SET EXERCISE: Write out every single entry exactly.
begin ITEMS
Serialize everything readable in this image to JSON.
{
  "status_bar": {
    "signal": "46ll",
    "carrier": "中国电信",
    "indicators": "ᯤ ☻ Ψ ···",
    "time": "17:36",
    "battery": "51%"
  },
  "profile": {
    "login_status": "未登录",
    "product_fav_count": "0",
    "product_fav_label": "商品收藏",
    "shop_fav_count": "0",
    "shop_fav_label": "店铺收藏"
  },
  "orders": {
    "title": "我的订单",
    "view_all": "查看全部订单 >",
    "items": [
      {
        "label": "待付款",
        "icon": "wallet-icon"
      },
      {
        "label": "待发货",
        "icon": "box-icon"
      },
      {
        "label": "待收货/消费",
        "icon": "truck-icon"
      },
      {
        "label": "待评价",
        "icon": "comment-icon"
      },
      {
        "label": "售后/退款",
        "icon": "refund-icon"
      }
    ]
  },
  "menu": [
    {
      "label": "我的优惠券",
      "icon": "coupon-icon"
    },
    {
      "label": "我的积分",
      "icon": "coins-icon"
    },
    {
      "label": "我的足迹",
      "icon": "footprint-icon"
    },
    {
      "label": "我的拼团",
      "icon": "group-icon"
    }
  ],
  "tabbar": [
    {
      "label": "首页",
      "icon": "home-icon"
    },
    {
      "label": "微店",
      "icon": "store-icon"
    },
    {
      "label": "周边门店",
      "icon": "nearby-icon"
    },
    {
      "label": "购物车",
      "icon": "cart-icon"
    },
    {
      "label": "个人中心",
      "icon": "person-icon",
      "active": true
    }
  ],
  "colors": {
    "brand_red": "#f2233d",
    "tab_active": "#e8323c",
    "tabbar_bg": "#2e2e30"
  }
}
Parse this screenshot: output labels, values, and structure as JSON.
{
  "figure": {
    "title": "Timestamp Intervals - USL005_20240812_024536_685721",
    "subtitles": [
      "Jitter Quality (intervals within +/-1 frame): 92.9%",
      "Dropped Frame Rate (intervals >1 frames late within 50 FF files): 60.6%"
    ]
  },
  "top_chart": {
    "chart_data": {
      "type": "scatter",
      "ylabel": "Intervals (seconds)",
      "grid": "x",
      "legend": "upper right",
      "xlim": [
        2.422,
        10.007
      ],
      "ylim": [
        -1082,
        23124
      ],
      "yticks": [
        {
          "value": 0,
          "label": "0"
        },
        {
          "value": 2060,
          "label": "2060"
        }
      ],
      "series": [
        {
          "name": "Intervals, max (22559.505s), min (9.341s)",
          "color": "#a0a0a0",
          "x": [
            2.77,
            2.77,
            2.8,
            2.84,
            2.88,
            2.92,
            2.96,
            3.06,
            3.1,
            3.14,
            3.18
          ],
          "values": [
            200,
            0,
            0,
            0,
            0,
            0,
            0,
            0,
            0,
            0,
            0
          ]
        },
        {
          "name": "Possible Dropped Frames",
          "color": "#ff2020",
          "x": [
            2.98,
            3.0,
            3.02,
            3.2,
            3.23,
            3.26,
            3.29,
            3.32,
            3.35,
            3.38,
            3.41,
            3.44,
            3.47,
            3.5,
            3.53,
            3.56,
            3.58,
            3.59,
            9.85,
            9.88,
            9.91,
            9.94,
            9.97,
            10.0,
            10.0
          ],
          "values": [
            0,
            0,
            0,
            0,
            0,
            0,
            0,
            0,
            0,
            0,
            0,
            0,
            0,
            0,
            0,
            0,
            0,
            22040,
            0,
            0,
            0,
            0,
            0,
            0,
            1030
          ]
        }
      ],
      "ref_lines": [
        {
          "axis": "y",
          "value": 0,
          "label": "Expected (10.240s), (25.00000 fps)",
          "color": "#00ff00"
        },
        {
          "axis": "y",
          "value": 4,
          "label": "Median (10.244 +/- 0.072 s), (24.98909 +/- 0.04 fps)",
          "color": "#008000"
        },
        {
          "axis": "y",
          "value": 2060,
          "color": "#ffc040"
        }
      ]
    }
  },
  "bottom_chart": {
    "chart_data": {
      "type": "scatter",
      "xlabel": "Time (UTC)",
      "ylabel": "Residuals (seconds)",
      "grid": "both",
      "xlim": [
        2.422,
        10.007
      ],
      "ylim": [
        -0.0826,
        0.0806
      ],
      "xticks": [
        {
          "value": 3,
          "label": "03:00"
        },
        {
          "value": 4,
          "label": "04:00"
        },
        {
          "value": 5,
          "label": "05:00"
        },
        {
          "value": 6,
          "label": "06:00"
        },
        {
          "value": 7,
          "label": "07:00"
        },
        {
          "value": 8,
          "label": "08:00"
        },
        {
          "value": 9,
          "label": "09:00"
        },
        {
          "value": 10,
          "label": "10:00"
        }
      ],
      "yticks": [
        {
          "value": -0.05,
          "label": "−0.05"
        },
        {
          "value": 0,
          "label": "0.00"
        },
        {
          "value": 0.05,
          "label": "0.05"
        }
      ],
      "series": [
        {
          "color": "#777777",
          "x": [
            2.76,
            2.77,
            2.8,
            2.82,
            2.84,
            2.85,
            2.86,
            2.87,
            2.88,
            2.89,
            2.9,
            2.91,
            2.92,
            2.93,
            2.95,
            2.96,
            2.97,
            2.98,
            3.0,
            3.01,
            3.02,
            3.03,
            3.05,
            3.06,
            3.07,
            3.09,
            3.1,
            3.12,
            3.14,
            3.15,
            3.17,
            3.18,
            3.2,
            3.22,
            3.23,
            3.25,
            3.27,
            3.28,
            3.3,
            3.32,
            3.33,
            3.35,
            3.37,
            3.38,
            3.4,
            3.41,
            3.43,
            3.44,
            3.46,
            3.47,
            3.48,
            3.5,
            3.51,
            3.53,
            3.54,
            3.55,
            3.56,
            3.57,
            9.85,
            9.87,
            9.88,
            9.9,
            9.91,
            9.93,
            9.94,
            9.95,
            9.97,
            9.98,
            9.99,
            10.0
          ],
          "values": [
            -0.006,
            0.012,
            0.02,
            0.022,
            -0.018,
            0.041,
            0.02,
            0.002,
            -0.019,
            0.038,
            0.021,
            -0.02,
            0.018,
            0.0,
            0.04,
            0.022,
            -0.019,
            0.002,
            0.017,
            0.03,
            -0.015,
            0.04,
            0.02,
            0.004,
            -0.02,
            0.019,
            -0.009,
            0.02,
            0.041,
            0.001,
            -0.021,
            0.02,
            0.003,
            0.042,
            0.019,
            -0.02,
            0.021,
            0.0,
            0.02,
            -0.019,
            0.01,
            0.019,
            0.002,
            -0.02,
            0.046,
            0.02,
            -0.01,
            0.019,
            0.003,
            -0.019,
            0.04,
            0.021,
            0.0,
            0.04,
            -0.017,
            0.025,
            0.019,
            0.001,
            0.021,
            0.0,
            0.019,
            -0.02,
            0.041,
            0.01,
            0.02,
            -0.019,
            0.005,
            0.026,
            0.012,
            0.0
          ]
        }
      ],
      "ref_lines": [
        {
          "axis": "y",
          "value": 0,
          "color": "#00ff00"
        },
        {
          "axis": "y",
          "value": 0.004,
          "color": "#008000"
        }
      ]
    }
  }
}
end ITEMS
REPLY TO THE EXERCISE:
Serialize everything readable in this image to JSON.
{
  "status_bar": {
    "signal": "46ll",
    "carrier": "中国电信",
    "indicators": "ᯤ ☻ Ψ ···",
    "time": "17:36",
    "battery": "51%"
  },
  "profile": {
    "login_status": "未登录",
    "product_fav_count": "0",
    "product_fav_label": "商品收藏",
    "shop_fav_count": "0",
    "shop_fav_label": "店铺收藏"
  },
  "orders": {
    "title": "我的订单",
    "view_all": "查看全部订单 >",
    "items": [
      {
        "label": "待付款",
        "icon": "wallet-icon"
      },
      {
        "label": "待发货",
        "icon": "box-icon"
      },
      {
        "label": "待收货/消费",
        "icon": "truck-icon"
      },
      {
        "label": "待评价",
        "icon": "comment-icon"
      },
      {
        "label": "售后/退款",
        "icon": "refund-icon"
      }
    ]
  },
  "menu": [
    {
      "label": "我的优惠券",
      "icon": "coupon-icon"
    },
    {
      "label": "我的积分",
      "icon": "coins-icon"
    },
    {
      "label": "我的足迹",
      "icon": "footprint-icon"
    },
    {
      "label": "我的拼团",
      "icon": "group-icon"
    }
  ],
  "tabbar": [
    {
      "label": "首页",
      "icon": "home-icon"
    },
    {
      "label": "微店",
      "icon": "store-icon"
    },
    {
      "label": "周边门店",
      "icon": "nearby-icon"
    },
    {
      "label": "购物车",
      "icon": "cart-icon"
    },
    {
      "label": "个人中心",
      "icon": "person-icon",
      "active": true
    }
  ],
  "colors": {
    "brand_red": "#f2233d",
    "tab_active": "#e8323c",
    "tabbar_bg": "#2e2e30"
  }
}
Parse this screenshot: output labels, values, and structure as JSON.
{
  "figure": {
    "title": "Timestamp Intervals - USL005_20240812_024536_685721",
    "subtitles": [
      "Jitter Quality (intervals within +/-1 frame): 92.9%",
      "Dropped Frame Rate (intervals >1 frames late within 50 FF files): 60.6%"
    ]
  },
  "top_chart": {
    "chart_data": {
      "type": "scatter",
      "ylabel": "Intervals (seconds)",
      "grid": "x",
      "legend": "upper right",
      "xlim": [
        2.422,
        10.007
      ],
      "ylim": [
        -1082,
        23124
      ],
      "yticks": [
        {
          "value": 0,
          "label": "0"
        },
        {
          "value": 2060,
          "label": "2060"
        }
      ],
      "series": [
        {
          "name": "Intervals, max (22559.505s), min (9.341s)",
          "color": "#a0a0a0",
          "x": [
            2.77,
            2.77,
            2.8,
            2.84,
            2.88,
            2.92,
            2.96,
            3.06,
            3.1,
            3.14,
            3.18
          ],
          "values": [
            200,
            0,
            0,
            0,
            0,
            0,
            0,
            0,
            0,
            0,
            0
          ]
        },
        {
          "name": "Possible Dropped Frames",
          "color": "#ff2020",
          "x": [
            2.98,
            3.0,
            3.02,
            3.2,
            3.23,
            3.26,
            3.29,
            3.32,
            3.35,
            3.38,
            3.41,
            3.44,
            3.47,
            3.5,
            3.53,
            3.56,
            3.58,
            3.59,
            9.85,
            9.88,
            9.91,
            9.94,
            9.97,
            10.0,
            10.0
          ],
          "values": [
            0,
            0,
            0,
            0,
            0,
            0,
            0,
            0,
            0,
            0,
            0,
            0,
            0,
            0,
            0,
            0,
            0,
            22040,
            0,
            0,
            0,
            0,
            0,
            0,
            1030
          ]
        }
      ],
      "ref_lines": [
        {
          "axis": "y",
          "value": 0,
          "label": "Expected (10.240s), (25.00000 fps)",
          "color": "#00ff00"
        },
        {
          "axis": "y",
          "value": 4,
          "label": "Median (10.244 +/- 0.072 s), (24.98909 +/- 0.04 fps)",
          "color": "#008000"
        },
        {
          "axis": "y",
          "value": 2060,
          "color": "#ffc040"
        }
      ]
    }
  },
  "bottom_chart": {
    "chart_data": {
      "type": "scatter",
      "xlabel": "Time (UTC)",
      "ylabel": "Residuals (seconds)",
      "grid": "both",
      "xlim": [
        2.422,
        10.007
      ],
      "ylim": [
        -0.0826,
        0.0806
      ],
      "xticks": [
        {
          "value": 3,
          "label": "03:00"
        },
        {
          "value": 4,
          "label": "04:00"
        },
        {
          "value": 5,
          "label": "05:00"
        },
        {
          "value": 6,
          "label": "06:00"
        },
        {
          "value": 7,
          "label": "07:00"
        },
        {
          "value": 8,
          "label": "08:00"
        },
        {
          "value": 9,
          "label": "09:00"
        },
        {
          "value": 10,
          "label": "10:00"
        }
      ],
      "yticks": [
        {
          "value": -0.05,
          "label": "−0.05"
        },
        {
          "value": 0,
          "label": "0.00"
        },
        {
          "value": 0.05,
          "label": "0.05"
        }
      ],
      "series": [
        {
          "color": "#777777",
          "x": [
            2.76,
            2.77,
            2.8,
            2.82,
            2.84,
            2.85,
            2.86,
            2.87,
            2.88,
            2.89,
            2.9,
            2.91,
            2.92,
            2.93,
            2.95,
            2.96,
            2.97,
            2.98,
            3.0,
            3.01,
            3.02,
            3.03,
            3.05,
            3.06,
            3.07,
            3.09,
            3.1,
            3.12,
            3.14,
            3.15,
            3.17,
            3.18,
            3.2,
            3.22,
            3.23,
            3.25,
            3.27,
            3.28,
            3.3,
            3.32,
            3.33,
            3.35,
            3.37,
            3.38,
            3.4,
            3.41,
            3.43,
            3.44,
            3.46,
            3.47,
            3.48,
            3.5,
            3.51,
            3.53,
            3.54,
            3.55,
            3.56,
            3.57,
            9.85,
            9.87,
            9.88,
            9.9,
            9.91,
            9.93,
            9.94,
            9.95,
            9.97,
            9.98,
            9.99,
            10.0
          ],
          "values": [
            -0.006,
            0.012,
            0.02,
            0.022,
            -0.018,
            0.041,
            0.02,
            0.002,
            -0.019,
            0.038,
            0.021,
            -0.02,
            0.018,
            0.0,
            0.04,
            0.022,
            -0.019,
            0.002,
            0.017,
            0.03,
            -0.015,
            0.04,
            0.02,
            0.004,
            -0.02,
            0.019,
            -0.009,
            0.02,
            0.041,
            0.001,
            -0.021,
            0.02,
            0.003,
            0.042,
            0.019,
            -0.02,
            0.021,
            0.0,
            0.02,
            -0.019,
            0.01,
            0.019,
            0.002,
            -0.02,
            0.046,
            0.02,
            -0.01,
            0.019,
            0.003,
            -0.019,
            0.04,
            0.021,
            0.0,
            0.04,
            -0.017,
            0.025,
            0.019,
            0.001,
            0.021,
            0.0,
            0.019,
            -0.02,
            0.041,
            0.01,
            0.02,
            -0.019,
            0.005,
            0.026,
            0.012,
            0.0
          ]
        }
      ],
      "ref_lines": [
        {
          "axis": "y",
          "value": 0,
          "color": "#00ff00"
        },
        {
          "axis": "y",
          "value": 0.004,
          "color": "#008000"
        }
      ]
    }
  }
}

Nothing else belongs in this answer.